** PROBLEM TO WORK ON **
Copy out all lines carrying the word "JSON".

** RECORDS FOR THIS EXERCISE **

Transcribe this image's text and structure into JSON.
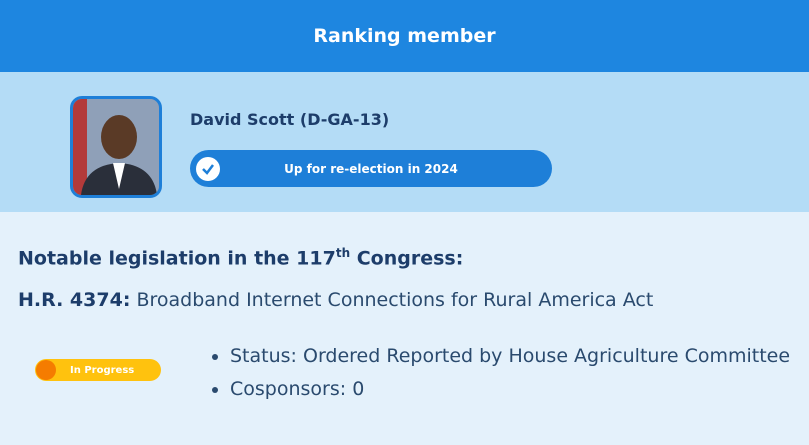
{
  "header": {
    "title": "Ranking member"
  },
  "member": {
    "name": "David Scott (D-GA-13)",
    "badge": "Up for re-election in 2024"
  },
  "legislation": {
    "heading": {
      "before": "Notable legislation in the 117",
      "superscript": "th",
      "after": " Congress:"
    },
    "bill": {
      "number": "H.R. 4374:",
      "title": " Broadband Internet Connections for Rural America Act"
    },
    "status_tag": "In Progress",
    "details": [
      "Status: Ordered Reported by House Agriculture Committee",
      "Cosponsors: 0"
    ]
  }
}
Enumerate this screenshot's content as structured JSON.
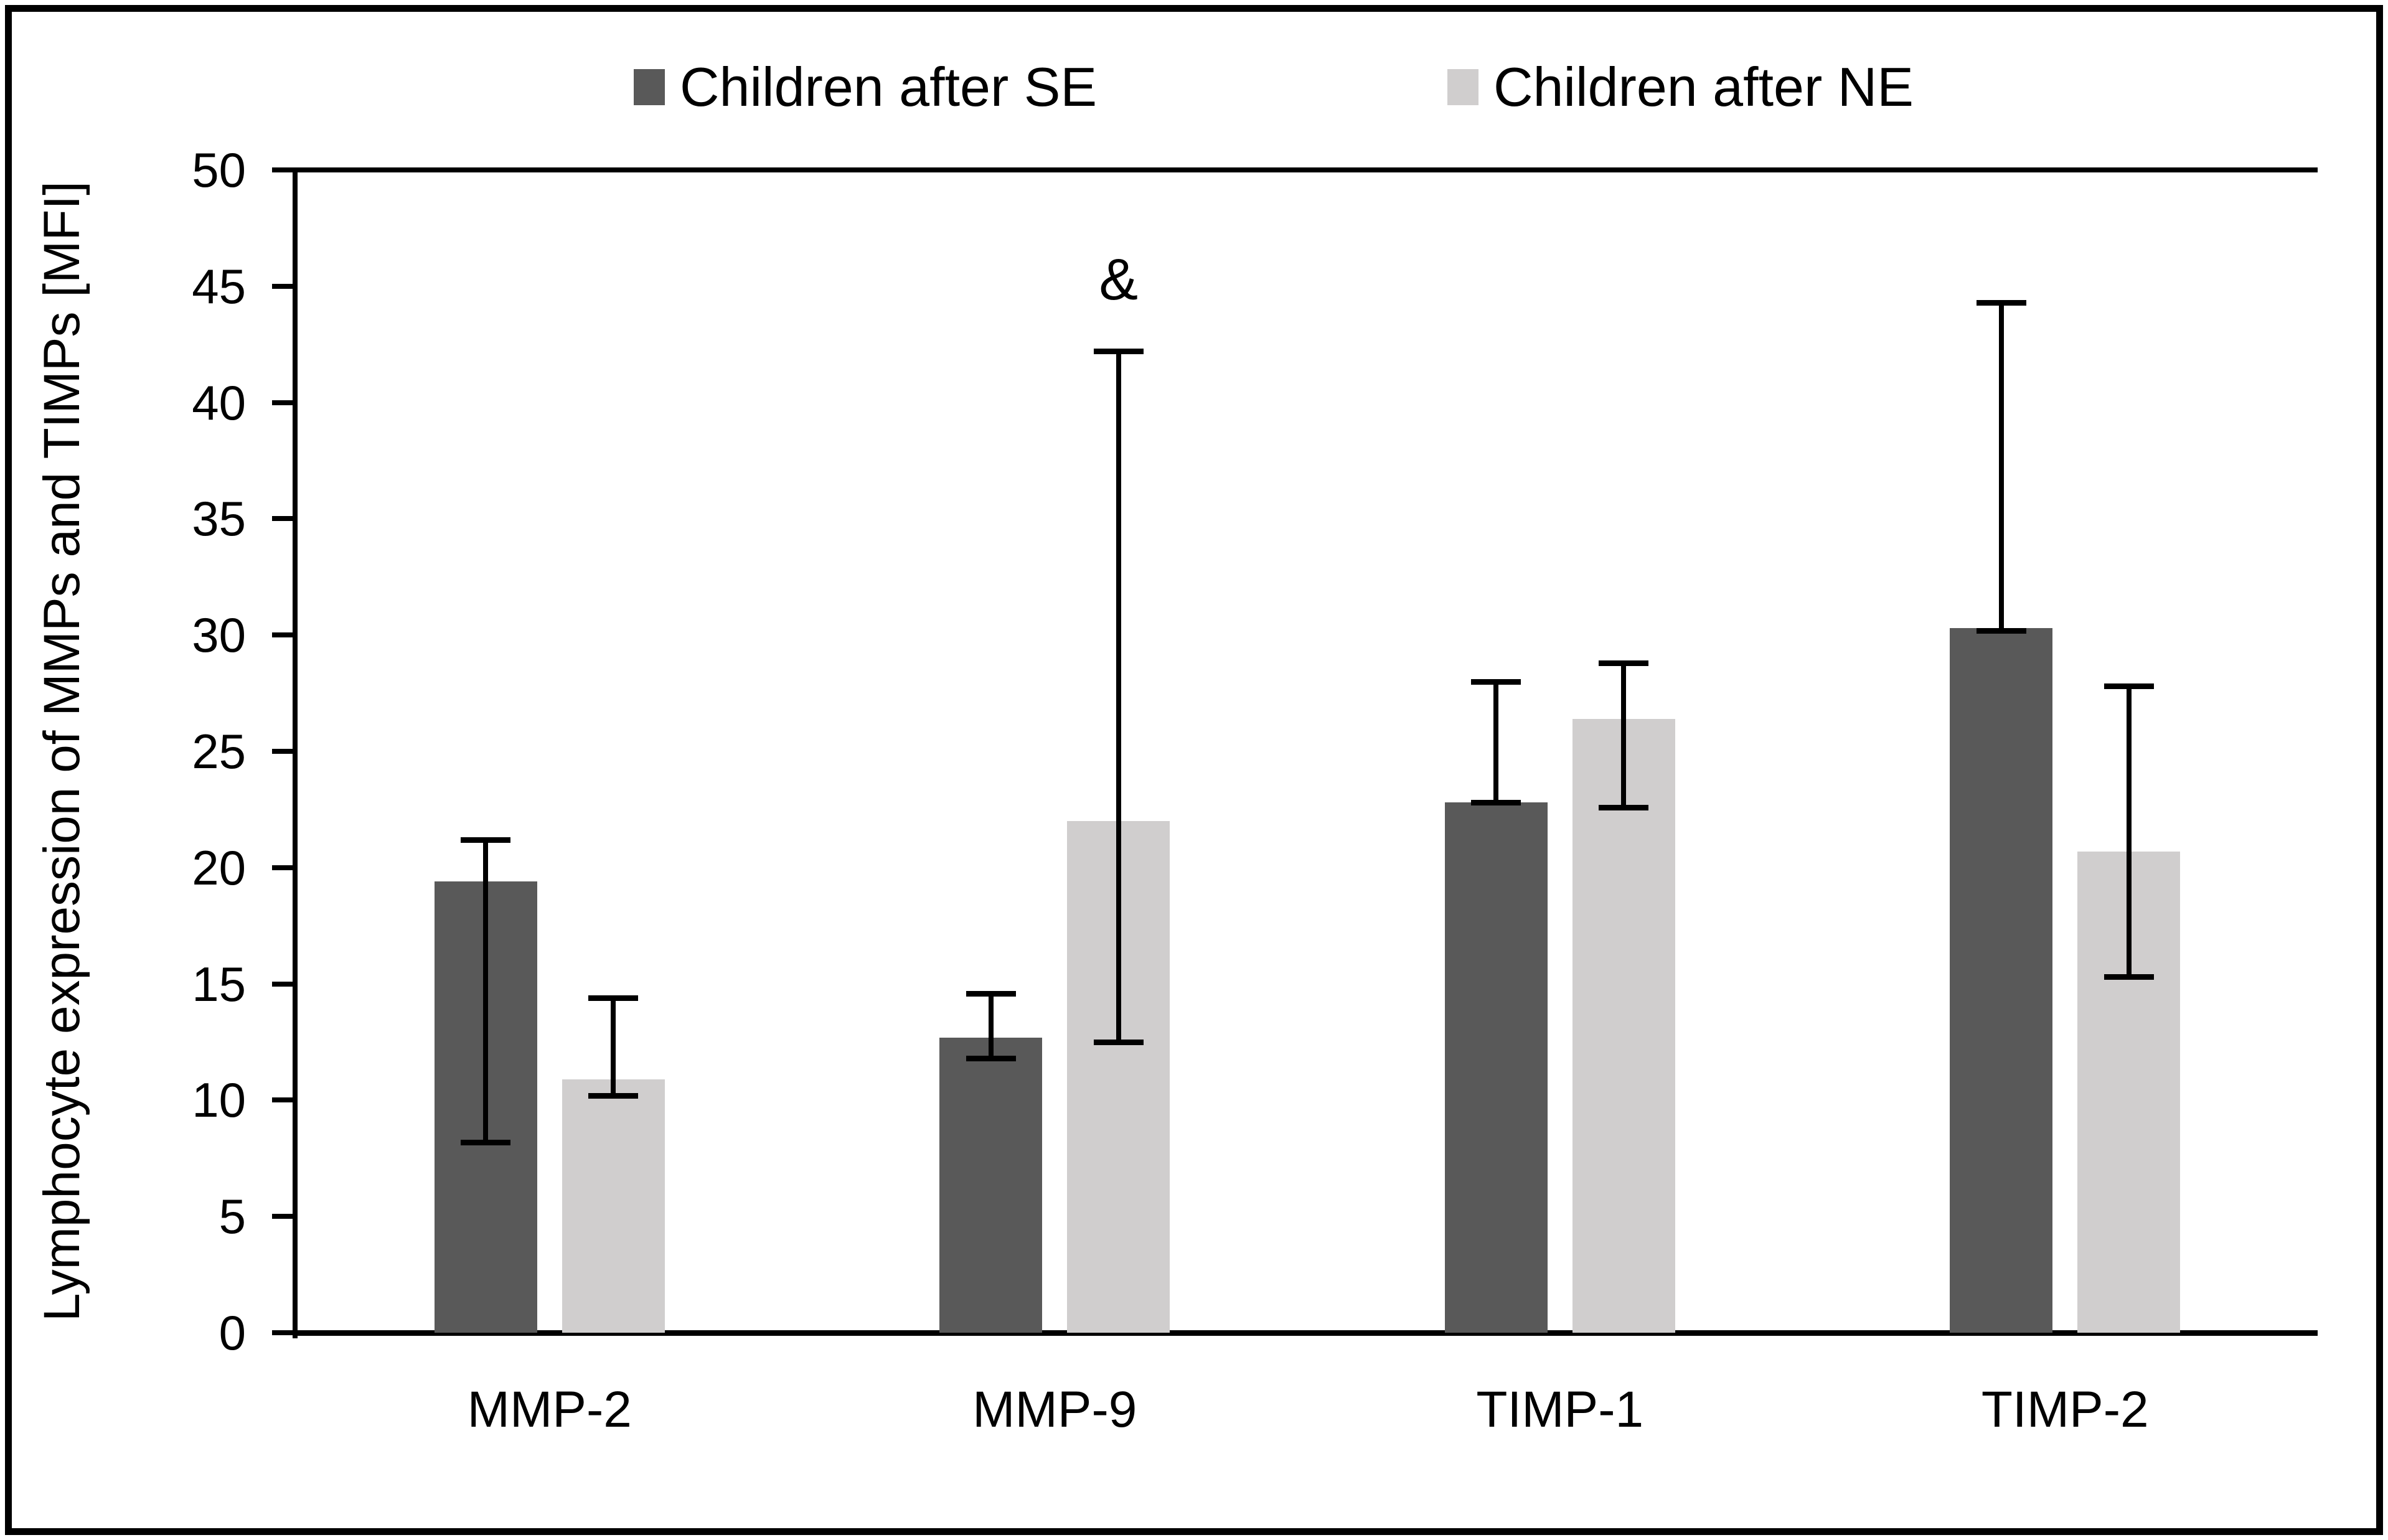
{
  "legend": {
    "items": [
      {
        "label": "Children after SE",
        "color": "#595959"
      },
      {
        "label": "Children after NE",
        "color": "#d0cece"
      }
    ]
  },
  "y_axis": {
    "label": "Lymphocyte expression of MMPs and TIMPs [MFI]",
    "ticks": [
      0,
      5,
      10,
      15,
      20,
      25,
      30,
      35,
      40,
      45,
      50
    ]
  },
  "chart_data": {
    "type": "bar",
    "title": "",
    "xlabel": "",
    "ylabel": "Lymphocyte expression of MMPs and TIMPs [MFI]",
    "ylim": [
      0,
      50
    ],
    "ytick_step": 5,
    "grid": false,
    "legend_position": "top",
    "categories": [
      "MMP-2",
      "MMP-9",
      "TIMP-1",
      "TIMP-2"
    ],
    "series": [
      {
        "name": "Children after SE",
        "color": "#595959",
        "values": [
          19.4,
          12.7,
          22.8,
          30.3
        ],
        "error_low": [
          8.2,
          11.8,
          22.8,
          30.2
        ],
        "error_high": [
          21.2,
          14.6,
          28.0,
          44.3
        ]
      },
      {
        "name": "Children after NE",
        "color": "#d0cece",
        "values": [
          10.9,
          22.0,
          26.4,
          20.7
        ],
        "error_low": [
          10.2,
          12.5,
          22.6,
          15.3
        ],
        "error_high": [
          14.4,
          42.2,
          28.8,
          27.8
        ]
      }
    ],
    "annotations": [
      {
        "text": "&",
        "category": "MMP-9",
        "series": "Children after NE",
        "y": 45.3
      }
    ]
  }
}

---

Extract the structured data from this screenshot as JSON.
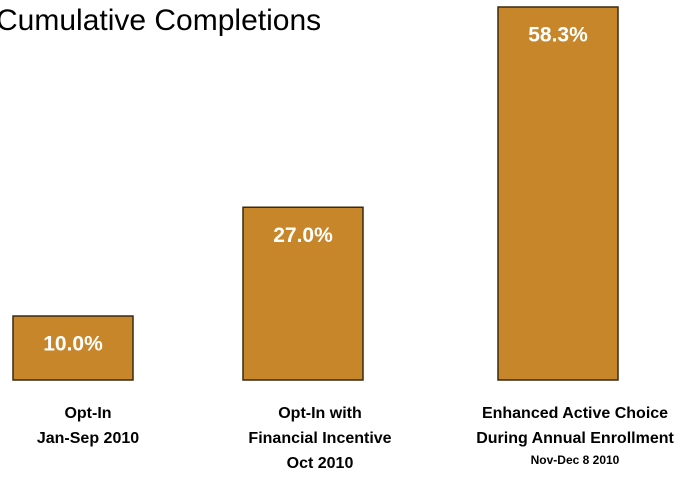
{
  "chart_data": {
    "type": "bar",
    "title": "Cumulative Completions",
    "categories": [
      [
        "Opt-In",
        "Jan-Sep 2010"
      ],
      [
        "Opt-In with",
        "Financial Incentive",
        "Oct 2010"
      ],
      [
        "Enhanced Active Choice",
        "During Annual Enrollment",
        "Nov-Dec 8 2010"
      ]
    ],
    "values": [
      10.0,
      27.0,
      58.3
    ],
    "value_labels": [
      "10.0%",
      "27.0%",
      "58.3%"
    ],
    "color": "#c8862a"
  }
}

** FULL ANSWER **
Transcribe this image's text and structure into JSON.
Enumerate this screenshot's content as structured JSON.
Extract the structured data from this screenshot as JSON.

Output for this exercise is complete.